**Required work**:
Transcribe the data in full and exactly, omitting any pictures.

**Records for the task**:
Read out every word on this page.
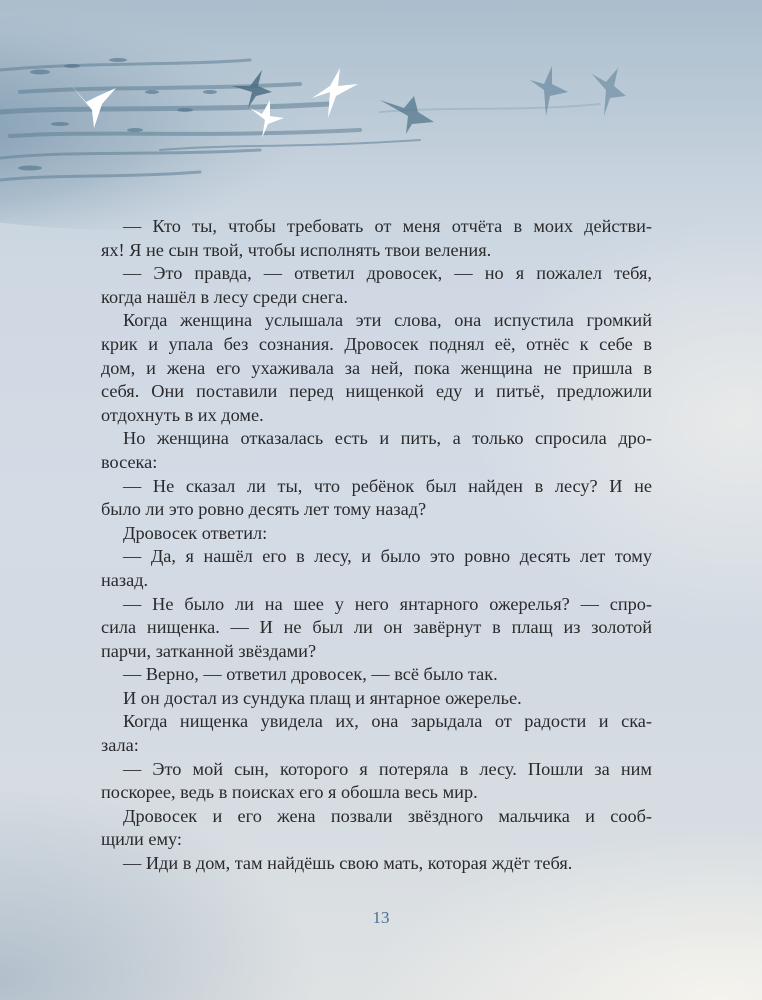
— Кто ты, чтобы требовать от меня отчёта в моих действи-
ях! Я не сын твой, чтобы исполнять твои веления.

— Это правда, — ответил дровосек, — но я пожалел тебя,
когда нашёл в лесу среди снега.

Когда женщина услышала эти слова, она испустила громкий
крик и упала без сознания. Дровосек поднял её, отнёс к себе в
дом, и жена его ухаживала за ней, пока женщина не пришла в
себя. Они поставили перед нищенкой еду и питьё, предложили
отдохнуть в их доме.

Но женщина отказалась есть и пить, а только спросила дро-
восека:

— Не сказал ли ты, что ребёнок был найден в лесу? И не
было ли это ровно десять лет тому назад?

Дровосек ответил:

— Да, я нашёл его в лесу, и было это ровно десять лет тому
назад.

— Не было ли на шее у него янтарного ожерелья? — спро-
сила нищенка. — И не был ли он завёрнут в плащ из золотой
парчи, затканной звёздами?

— Верно, — ответил дровосек, — всё было так.

И он достал из сундука плащ и янтарное ожерелье.

Когда нищенка увидела их, она зарыдала от радости и ска-
зала:

— Это мой сын, которого я потеряла в лесу. Пошли за ним
поскорее, ведь в поисках его я обошла весь мир.

Дровосек и его жена позвали звёздного мальчика и сооб-
щили ему:

— Иди в дом, там найдёшь свою мать, которая ждёт тебя.

13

**Exercise result**:
Read out every word on this page.
— Кто ты, чтобы требовать от меня отчёта в моих действи-
ях! Я не сын твой, чтобы исполнять твои веления.

— Это правда, — ответил дровосек, — но я пожалел тебя,
когда нашёл в лесу среди снега.

Когда женщина услышала эти слова, она испустила громкий
крик и упала без сознания. Дровосек поднял её, отнёс к себе в
дом, и жена его ухаживала за ней, пока женщина не пришла в
себя. Они поставили перед нищенкой еду и питьё, предложили
отдохнуть в их доме.

Но женщина отказалась есть и пить, а только спросила дро-
восека:

— Не сказал ли ты, что ребёнок был найден в лесу? И не
было ли это ровно десять лет тому назад?

Дровосек ответил:

— Да, я нашёл его в лесу, и было это ровно десять лет тому
назад.

— Не было ли на шее у него янтарного ожерелья? — спро-
сила нищенка. — И не был ли он завёрнут в плащ из золотой
парчи, затканной звёздами?

— Верно, — ответил дровосек, — всё было так.

И он достал из сундука плащ и янтарное ожерелье.

Когда нищенка увидела их, она зарыдала от радости и ска-
зала:

— Это мой сын, которого я потеряла в лесу. Пошли за ним
поскорее, ведь в поисках его я обошла весь мир.

Дровосек и его жена позвали звёздного мальчика и сооб-
щили ему:

— Иди в дом, там найдёшь свою мать, которая ждёт тебя.

13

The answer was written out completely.